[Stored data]

+ + + +

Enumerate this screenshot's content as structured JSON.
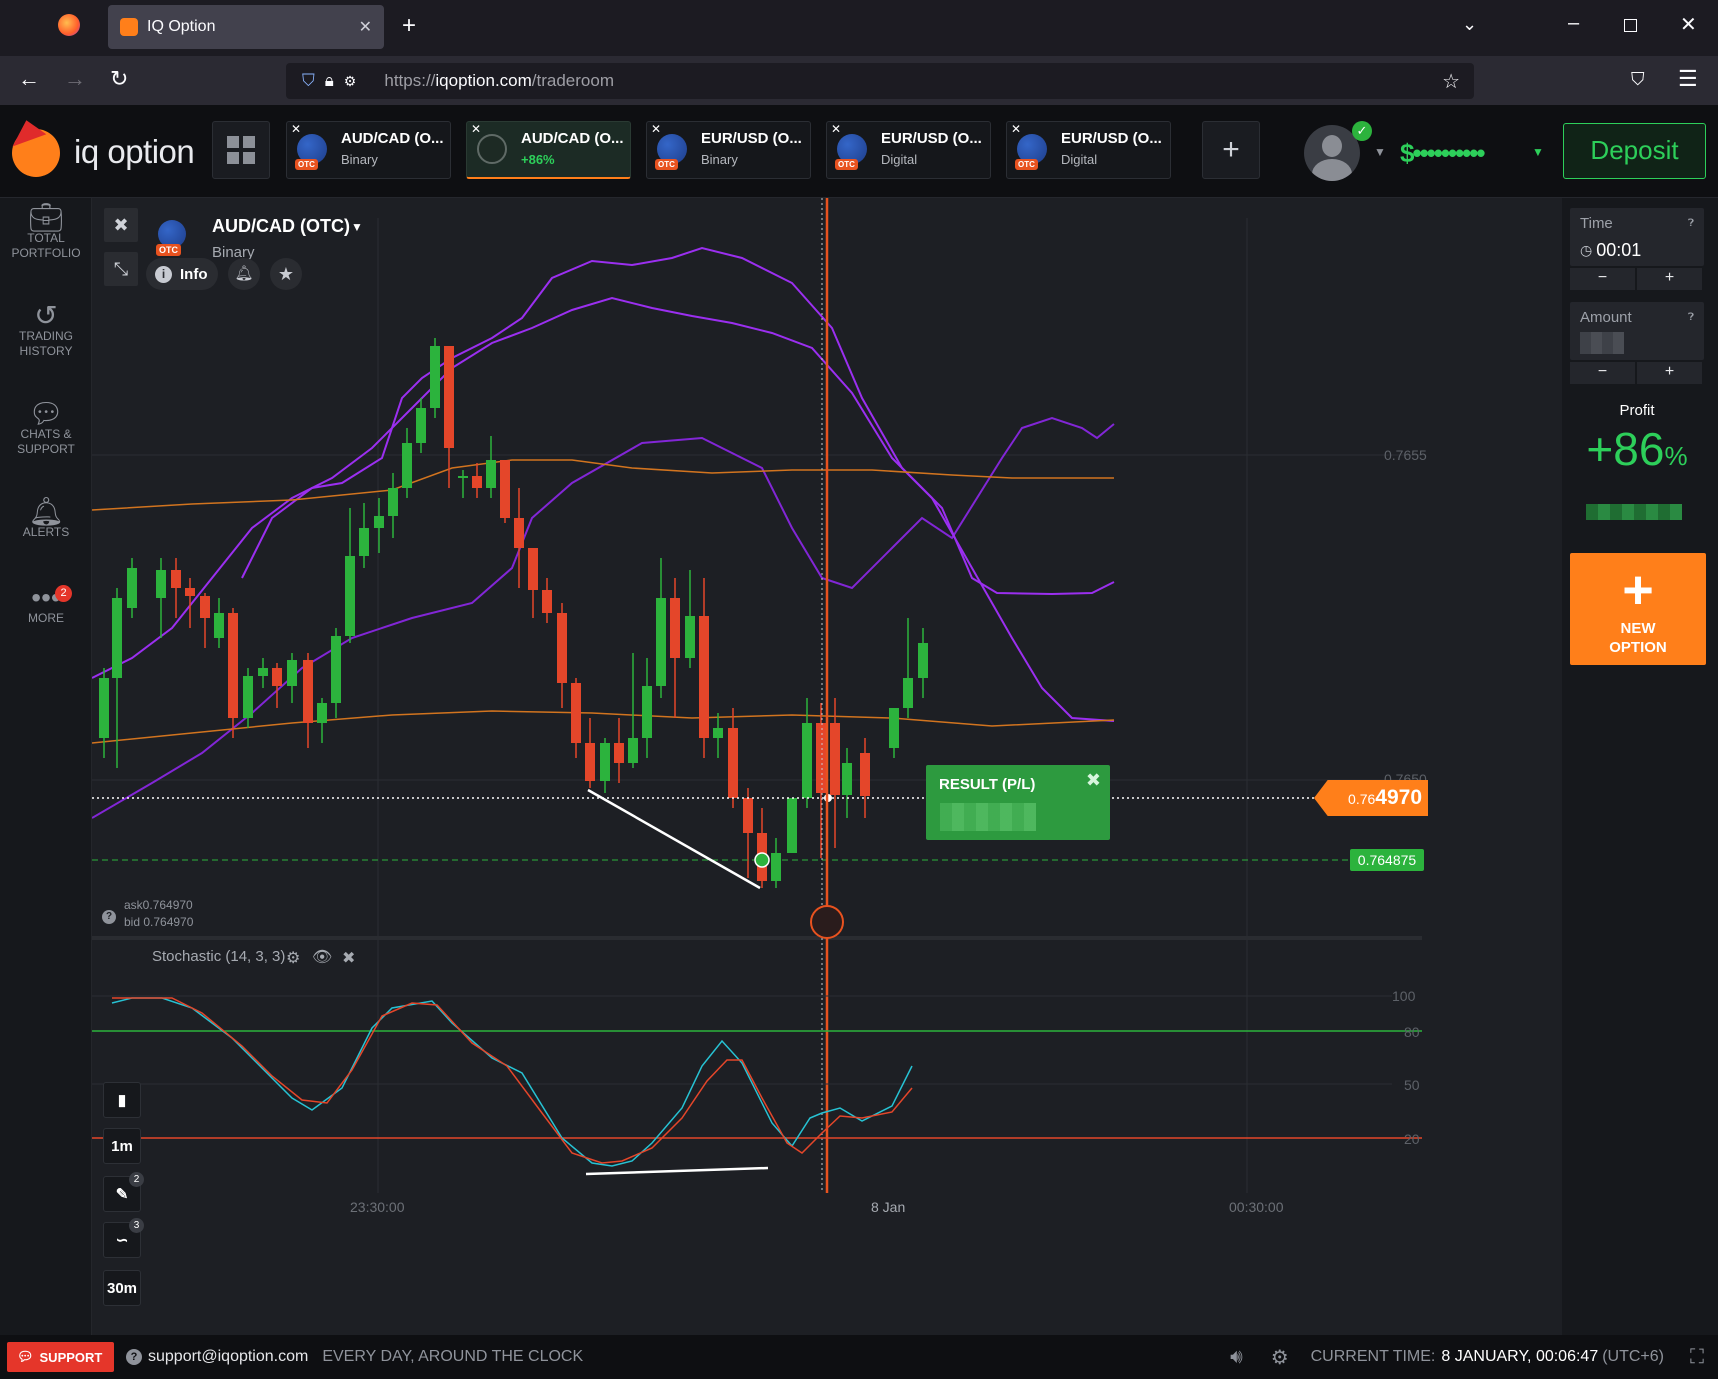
{
  "browser": {
    "tab_title": "IQ Option",
    "url_prefix": "https://",
    "url_host": "iqoption.com",
    "url_path": "/traderoom"
  },
  "header": {
    "logo": "iq option",
    "tabs": [
      {
        "name": "AUD/CAD (O...",
        "type": "Binary"
      },
      {
        "name": "AUD/CAD (O...",
        "type": "+86%"
      },
      {
        "name": "EUR/USD (O...",
        "type": "Binary"
      },
      {
        "name": "EUR/USD (O...",
        "type": "Digital"
      },
      {
        "name": "EUR/USD (O...",
        "type": "Digital"
      }
    ],
    "balance": "$••••••••••",
    "deposit": "Deposit"
  },
  "sidebar": [
    {
      "label": "TOTAL PORTFOLIO",
      "icon": "briefcase-icon"
    },
    {
      "label": "TRADING HISTORY",
      "icon": "history-icon"
    },
    {
      "label": "CHATS & SUPPORT",
      "icon": "chat-icon"
    },
    {
      "label": "ALERTS",
      "icon": "bell-icon"
    },
    {
      "label": "MORE",
      "icon": "more-icon",
      "badge": "2"
    }
  ],
  "asset": {
    "name": "AUD/CAD (OTC)",
    "type": "Binary",
    "info": "Info",
    "otc": "OTC"
  },
  "chart": {
    "price_levels": [
      "0.7655",
      "0.7650"
    ],
    "current_price_prefix": "0.76",
    "current_price_main": "4970",
    "strike_price": "0.764875",
    "ask": "ask0.764970",
    "bid": "bid 0.764970",
    "x_labels": [
      "23:30:00",
      "8 Jan",
      "00:30:00"
    ],
    "result_title": "RESULT (P/L)"
  },
  "indicator": {
    "name": "Stochastic (14, 3, 3)",
    "levels": [
      "100",
      "80",
      "50",
      "20"
    ]
  },
  "tools": {
    "timeframe": "1m",
    "draw_badge": "2",
    "indicator_badge": "3",
    "candle_period": "30m"
  },
  "panel": {
    "time_label": "Time",
    "time_value": "00:01",
    "amount_label": "Amount",
    "profit_label": "Profit",
    "profit_value": "+86",
    "profit_unit": "%",
    "new_option": "NEW OPTION",
    "minus": "−",
    "plus": "+"
  },
  "footer": {
    "support": "SUPPORT",
    "email": "support@iqoption.com",
    "hours": "EVERY DAY, AROUND THE CLOCK",
    "time_label": "CURRENT TIME:",
    "time_value": "8 JANUARY, 00:06:47",
    "tz": "(UTC+6)"
  },
  "colors": {
    "up": "#2cb33d",
    "down": "#e4462a",
    "accent": "#ff7f1a",
    "bollinger": "#9b2ff0",
    "ma": "#d2741f",
    "k_line": "#27c2d3",
    "d_line": "#e4462a"
  }
}
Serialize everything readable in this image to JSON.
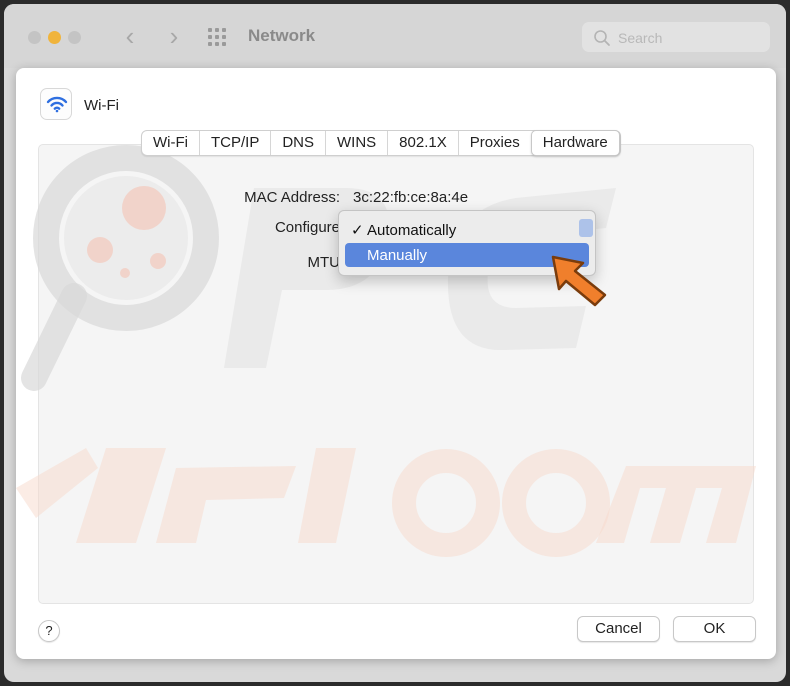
{
  "window": {
    "title": "Network",
    "search_placeholder": "Search",
    "accent_color": "#5a86dc",
    "minimize_color": "#f0b43c"
  },
  "sheet": {
    "service_name": "Wi-Fi",
    "service_icon": "wifi-icon",
    "tabs": [
      {
        "label": "Wi-Fi"
      },
      {
        "label": "TCP/IP"
      },
      {
        "label": "DNS"
      },
      {
        "label": "WINS"
      },
      {
        "label": "802.1X"
      },
      {
        "label": "Proxies"
      },
      {
        "label": "Hardware",
        "active": true
      }
    ],
    "hardware": {
      "mac_label": "MAC Address:",
      "mac_value": "3c:22:fb:ce:8a:4e",
      "configure_label": "Configure",
      "mtu_label": "MTU"
    },
    "configure_menu": {
      "options": [
        {
          "label": "Automatically",
          "checked": true,
          "check_mark": "✓"
        },
        {
          "label": "Manually",
          "highlighted": true
        }
      ]
    },
    "help_label": "?",
    "cancel_label": "Cancel",
    "ok_label": "OK"
  }
}
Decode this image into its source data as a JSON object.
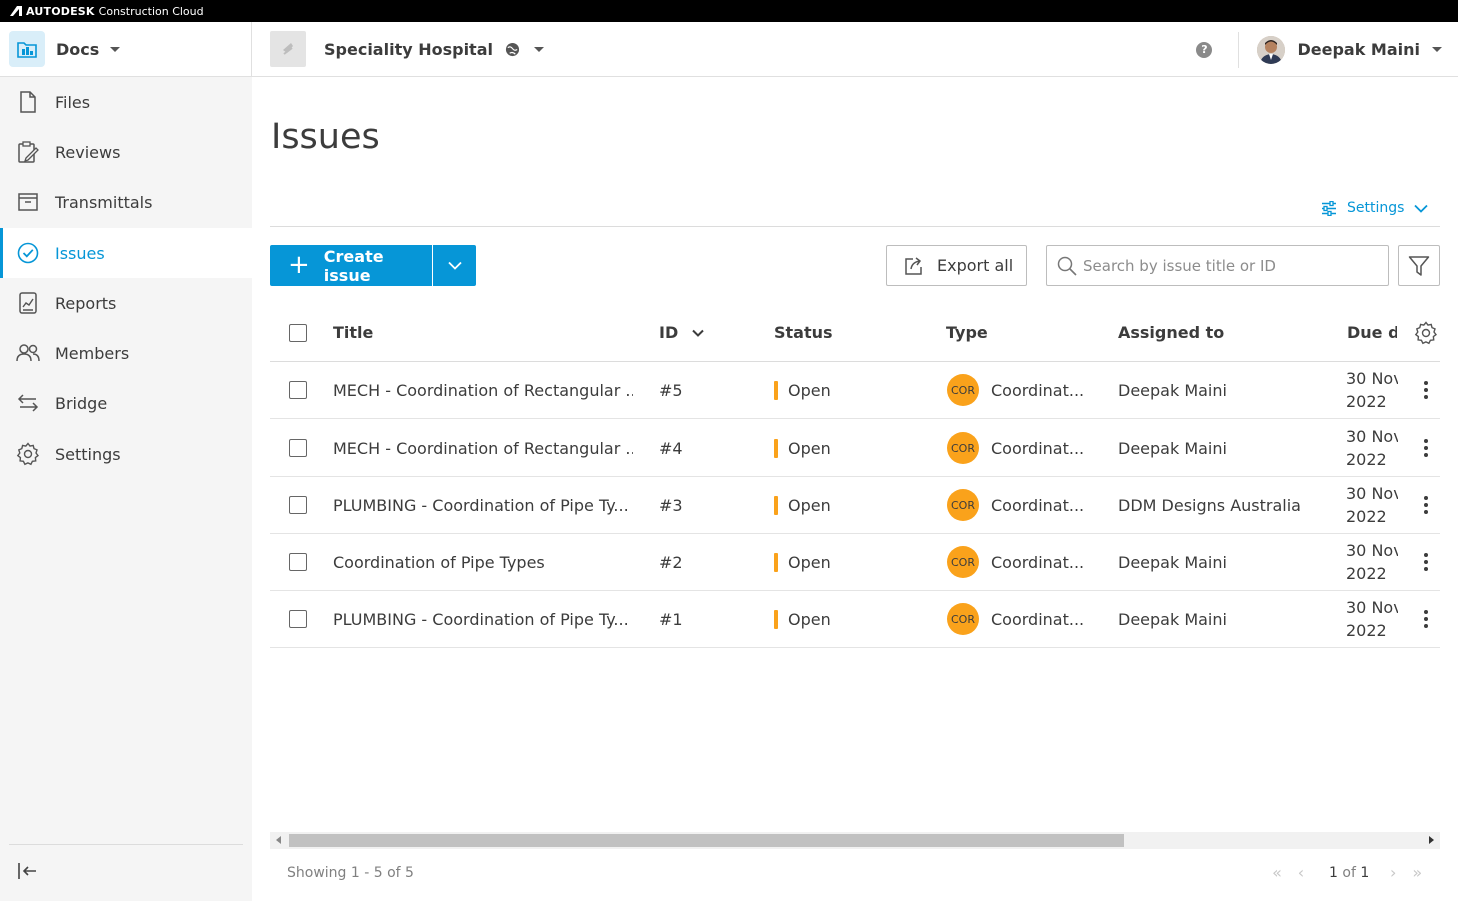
{
  "brand": {
    "name_bold": "AUTODESK",
    "name_rest": "Construction Cloud"
  },
  "header": {
    "module": "Docs",
    "project": "Speciality Hospital",
    "help_glyph": "?",
    "user": "Deepak Maini"
  },
  "sidebar": {
    "items": [
      {
        "label": "Files",
        "icon": "file-icon"
      },
      {
        "label": "Reviews",
        "icon": "review-clipboard-icon"
      },
      {
        "label": "Transmittals",
        "icon": "transmittal-tray-icon"
      },
      {
        "label": "Issues",
        "icon": "check-circle-icon",
        "active": true
      },
      {
        "label": "Reports",
        "icon": "report-icon"
      },
      {
        "label": "Members",
        "icon": "members-icon"
      },
      {
        "label": "Bridge",
        "icon": "bridge-arrows-icon"
      },
      {
        "label": "Settings",
        "icon": "gear-icon"
      }
    ]
  },
  "page": {
    "title": "Issues",
    "settings_label": "Settings"
  },
  "toolbar": {
    "create_label": "Create issue",
    "create_glyph": "+",
    "export_label": "Export all",
    "search_placeholder": "Search by issue title or ID"
  },
  "table": {
    "headers": {
      "title": "Title",
      "id": "ID",
      "status": "Status",
      "type": "Type",
      "assigned": "Assigned to",
      "due": "Due da"
    },
    "rows": [
      {
        "title": "MECH - Coordination of Rectangular ...",
        "id": "#5",
        "status": "Open",
        "type_badge": "COR",
        "type": "Coordinat...",
        "assigned": "Deepak Maini",
        "due_line1": "30 Nov",
        "due_line2": "2022"
      },
      {
        "title": "MECH - Coordination of Rectangular ...",
        "id": "#4",
        "status": "Open",
        "type_badge": "COR",
        "type": "Coordinat...",
        "assigned": "Deepak Maini",
        "due_line1": "30 Nov",
        "due_line2": "2022"
      },
      {
        "title": "PLUMBING - Coordination of Pipe Ty...",
        "id": "#3",
        "status": "Open",
        "type_badge": "COR",
        "type": "Coordinat...",
        "assigned": "DDM Designs Australia",
        "due_line1": "30 Nov",
        "due_line2": "2022"
      },
      {
        "title": "Coordination of Pipe Types",
        "id": "#2",
        "status": "Open",
        "type_badge": "COR",
        "type": "Coordinat...",
        "assigned": "Deepak Maini",
        "due_line1": "30 Nov",
        "due_line2": "2022"
      },
      {
        "title": "PLUMBING - Coordination of Pipe Ty...",
        "id": "#1",
        "status": "Open",
        "type_badge": "COR",
        "type": "Coordinat...",
        "assigned": "Deepak Maini",
        "due_line1": "30 Nov",
        "due_line2": "2022"
      }
    ]
  },
  "footer": {
    "showing": "Showing 1 - 5 of 5",
    "page_current": "1",
    "page_of": "of",
    "page_total": "1"
  },
  "colors": {
    "accent": "#0696d7",
    "status_open": "#faa21b",
    "badge_cor": "#faa21b"
  }
}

+ + + +

• [TASK BRIEF]: Make a verbatim copy of all the entries and strip out the pictures.

• [OUTPUT]:
Enumerate this screenshot's content as structured JSON.
{
  "browser": {
    "tab_title": "IQ Option",
    "url_prefix": "https://",
    "url_host": "iqoption.com",
    "url_path": "/traderoom"
  },
  "header": {
    "logo": "iq option",
    "tabs": [
      {
        "name": "AUD/CAD (O...",
        "type": "Binary"
      },
      {
        "name": "AUD/CAD (O...",
        "type": "+86%"
      },
      {
        "name": "EUR/USD (O...",
        "type": "Binary"
      },
      {
        "name": "EUR/USD (O...",
        "type": "Digital"
      },
      {
        "name": "EUR/USD (O...",
        "type": "Digital"
      }
    ],
    "balance": "$••••••••••",
    "deposit": "Deposit"
  },
  "sidebar": [
    {
      "label": "TOTAL PORTFOLIO",
      "icon": "briefcase-icon"
    },
    {
      "label": "TRADING HISTORY",
      "icon": "history-icon"
    },
    {
      "label": "CHATS & SUPPORT",
      "icon": "chat-icon"
    },
    {
      "label": "ALERTS",
      "icon": "bell-icon"
    },
    {
      "label": "MORE",
      "icon": "more-icon",
      "badge": "2"
    }
  ],
  "asset": {
    "name": "AUD/CAD (OTC)",
    "type": "Binary",
    "info": "Info",
    "otc": "OTC"
  },
  "chart": {
    "price_levels": [
      "0.7655",
      "0.7650"
    ],
    "current_price_prefix": "0.76",
    "current_price_main": "4970",
    "strike_price": "0.764875",
    "ask": "ask0.764970",
    "bid": "bid 0.764970",
    "x_labels": [
      "23:30:00",
      "8 Jan",
      "00:30:00"
    ],
    "result_title": "RESULT (P/L)"
  },
  "indicator": {
    "name": "Stochastic (14, 3, 3)",
    "levels": [
      "100",
      "80",
      "50",
      "20"
    ]
  },
  "tools": {
    "timeframe": "1m",
    "draw_badge": "2",
    "indicator_badge": "3",
    "candle_period": "30m"
  },
  "panel": {
    "time_label": "Time",
    "time_value": "00:01",
    "amount_label": "Amount",
    "profit_label": "Profit",
    "profit_value": "+86",
    "profit_unit": "%",
    "new_option": "NEW OPTION",
    "minus": "−",
    "plus": "+"
  },
  "footer": {
    "support": "SUPPORT",
    "email": "support@iqoption.com",
    "hours": "EVERY DAY, AROUND THE CLOCK",
    "time_label": "CURRENT TIME:",
    "time_value": "8 JANUARY, 00:06:47",
    "tz": "(UTC+6)"
  },
  "colors": {
    "up": "#2cb33d",
    "down": "#e4462a",
    "accent": "#ff7f1a",
    "bollinger": "#9b2ff0",
    "ma": "#d2741f",
    "k_line": "#27c2d3",
    "d_line": "#e4462a"
  }
}
Serialize everything readable in this image to JSON.
{
  "window": {
    "title": "Network",
    "search_placeholder": "Search",
    "accent_color": "#5a86dc",
    "minimize_color": "#f0b43c"
  },
  "sheet": {
    "service_name": "Wi-Fi",
    "service_icon": "wifi-icon",
    "tabs": [
      {
        "label": "Wi-Fi"
      },
      {
        "label": "TCP/IP"
      },
      {
        "label": "DNS"
      },
      {
        "label": "WINS"
      },
      {
        "label": "802.1X"
      },
      {
        "label": "Proxies"
      },
      {
        "label": "Hardware",
        "active": true
      }
    ],
    "hardware": {
      "mac_label": "MAC Address:",
      "mac_value": "3c:22:fb:ce:8a:4e",
      "configure_label": "Configure",
      "mtu_label": "MTU"
    },
    "configure_menu": {
      "options": [
        {
          "label": "Automatically",
          "checked": true,
          "check_mark": "✓"
        },
        {
          "label": "Manually",
          "highlighted": true
        }
      ]
    },
    "help_label": "?",
    "cancel_label": "Cancel",
    "ok_label": "OK"
  }
}
Decode this image into its source data as a JSON object.
{
  "brand": {
    "name_bold": "AUTODESK",
    "name_rest": "Construction Cloud"
  },
  "header": {
    "module": "Docs",
    "project": "Speciality Hospital",
    "help_glyph": "?",
    "user": "Deepak Maini"
  },
  "sidebar": {
    "items": [
      {
        "label": "Files",
        "icon": "file-icon"
      },
      {
        "label": "Reviews",
        "icon": "review-clipboard-icon"
      },
      {
        "label": "Transmittals",
        "icon": "transmittal-tray-icon"
      },
      {
        "label": "Issues",
        "icon": "check-circle-icon",
        "active": true
      },
      {
        "label": "Reports",
        "icon": "report-icon"
      },
      {
        "label": "Members",
        "icon": "members-icon"
      },
      {
        "label": "Bridge",
        "icon": "bridge-arrows-icon"
      },
      {
        "label": "Settings",
        "icon": "gear-icon"
      }
    ]
  },
  "page": {
    "title": "Issues",
    "settings_label": "Settings"
  },
  "toolbar": {
    "create_label": "Create issue",
    "create_glyph": "+",
    "export_label": "Export all",
    "search_placeholder": "Search by issue title or ID"
  },
  "table": {
    "headers": {
      "title": "Title",
      "id": "ID",
      "status": "Status",
      "type": "Type",
      "assigned": "Assigned to",
      "due": "Due da"
    },
    "rows": [
      {
        "title": "MECH - Coordination of Rectangular ...",
        "id": "#5",
        "status": "Open",
        "type_badge": "COR",
        "type": "Coordinat...",
        "assigned": "Deepak Maini",
        "due_line1": "30 Nov",
        "due_line2": "2022"
      },
      {
        "title": "MECH - Coordination of Rectangular ...",
        "id": "#4",
        "status": "Open",
        "type_badge": "COR",
        "type": "Coordinat...",
        "assigned": "Deepak Maini",
        "due_line1": "30 Nov",
        "due_line2": "2022"
      },
      {
        "title": "PLUMBING - Coordination of Pipe Ty...",
        "id": "#3",
        "status": "Open",
        "type_badge": "COR",
        "type": "Coordinat...",
        "assigned": "DDM Designs Australia",
        "due_line1": "30 Nov",
        "due_line2": "2022"
      },
      {
        "title": "Coordination of Pipe Types",
        "id": "#2",
        "status": "Open",
        "type_badge": "COR",
        "type": "Coordinat...",
        "assigned": "Deepak Maini",
        "due_line1": "30 Nov",
        "due_line2": "2022"
      },
      {
        "title": "PLUMBING - Coordination of Pipe Ty...",
        "id": "#1",
        "status": "Open",
        "type_badge": "COR",
        "type": "Coordinat...",
        "assigned": "Deepak Maini",
        "due_line1": "30 Nov",
        "due_line2": "2022"
      }
    ]
  },
  "footer": {
    "showing": "Showing 1 - 5 of 5",
    "page_current": "1",
    "page_of": "of",
    "page_total": "1"
  },
  "colors": {
    "accent": "#0696d7",
    "status_open": "#faa21b",
    "badge_cor": "#faa21b"
  }
}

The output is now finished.